Stored records
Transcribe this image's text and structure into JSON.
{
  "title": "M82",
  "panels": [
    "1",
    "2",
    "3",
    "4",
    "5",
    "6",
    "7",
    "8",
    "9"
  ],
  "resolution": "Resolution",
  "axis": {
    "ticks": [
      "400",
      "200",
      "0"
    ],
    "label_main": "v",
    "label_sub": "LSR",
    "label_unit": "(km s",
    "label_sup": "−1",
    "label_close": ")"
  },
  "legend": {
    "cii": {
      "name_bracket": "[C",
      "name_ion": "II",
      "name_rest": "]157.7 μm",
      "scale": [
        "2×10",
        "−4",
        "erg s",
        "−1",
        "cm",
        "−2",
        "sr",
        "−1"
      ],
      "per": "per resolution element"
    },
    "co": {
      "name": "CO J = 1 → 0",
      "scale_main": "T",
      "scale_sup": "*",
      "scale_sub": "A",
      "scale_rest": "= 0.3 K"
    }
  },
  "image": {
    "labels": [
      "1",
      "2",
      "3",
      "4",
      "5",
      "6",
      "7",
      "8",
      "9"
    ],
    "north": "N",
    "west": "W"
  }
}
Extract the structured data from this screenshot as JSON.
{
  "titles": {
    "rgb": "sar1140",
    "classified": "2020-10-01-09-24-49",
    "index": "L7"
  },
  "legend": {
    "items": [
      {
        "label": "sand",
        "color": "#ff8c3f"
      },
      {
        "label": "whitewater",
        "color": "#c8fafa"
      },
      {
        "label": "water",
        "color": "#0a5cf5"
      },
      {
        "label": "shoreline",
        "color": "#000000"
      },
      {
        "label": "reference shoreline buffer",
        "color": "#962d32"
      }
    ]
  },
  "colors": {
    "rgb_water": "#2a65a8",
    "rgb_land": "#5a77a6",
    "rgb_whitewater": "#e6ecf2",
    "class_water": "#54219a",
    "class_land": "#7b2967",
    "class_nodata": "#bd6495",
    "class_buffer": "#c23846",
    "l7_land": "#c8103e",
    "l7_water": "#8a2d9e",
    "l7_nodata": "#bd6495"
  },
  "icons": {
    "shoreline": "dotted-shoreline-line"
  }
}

### TASK OBJECTIVE
Copy out each line exactly.

### RIGHT ANSWER
Transcribe this image's text and structure into JSON.
{
  "title": "M82",
  "panels": [
    "1",
    "2",
    "3",
    "4",
    "5",
    "6",
    "7",
    "8",
    "9"
  ],
  "resolution": "Resolution",
  "axis": {
    "ticks": [
      "400",
      "200",
      "0"
    ],
    "label_main": "v",
    "label_sub": "LSR",
    "label_unit": "(km s",
    "label_sup": "−1",
    "label_close": ")"
  },
  "legend": {
    "cii": {
      "name_bracket": "[C",
      "name_ion": "II",
      "name_rest": "]157.7 μm",
      "scale": [
        "2×10",
        "−4",
        "erg s",
        "−1",
        "cm",
        "−2",
        "sr",
        "−1"
      ],
      "per": "per resolution element"
    },
    "co": {
      "name": "CO J = 1 → 0",
      "scale_main": "T",
      "scale_sup": "*",
      "scale_sub": "A",
      "scale_rest": "= 0.3 K"
    }
  },
  "image": {
    "labels": [
      "1",
      "2",
      "3",
      "4",
      "5",
      "6",
      "7",
      "8",
      "9"
    ],
    "north": "N",
    "west": "W"
  }
}
Extract the structured data from this screenshot as JSON.
{
  "titles": {
    "rgb": "sar1140",
    "classified": "2020-10-01-09-24-49",
    "index": "L7"
  },
  "legend": {
    "items": [
      {
        "label": "sand",
        "color": "#ff8c3f"
      },
      {
        "label": "whitewater",
        "color": "#c8fafa"
      },
      {
        "label": "water",
        "color": "#0a5cf5"
      },
      {
        "label": "shoreline",
        "color": "#000000"
      },
      {
        "label": "reference shoreline buffer",
        "color": "#962d32"
      }
    ]
  },
  "colors": {
    "rgb_water": "#2a65a8",
    "rgb_land": "#5a77a6",
    "rgb_whitewater": "#e6ecf2",
    "class_water": "#54219a",
    "class_land": "#7b2967",
    "class_nodata": "#bd6495",
    "class_buffer": "#c23846",
    "l7_land": "#c8103e",
    "l7_water": "#8a2d9e",
    "l7_nodata": "#bd6495"
  },
  "icons": {
    "shoreline": "dotted-shoreline-line"
  }
}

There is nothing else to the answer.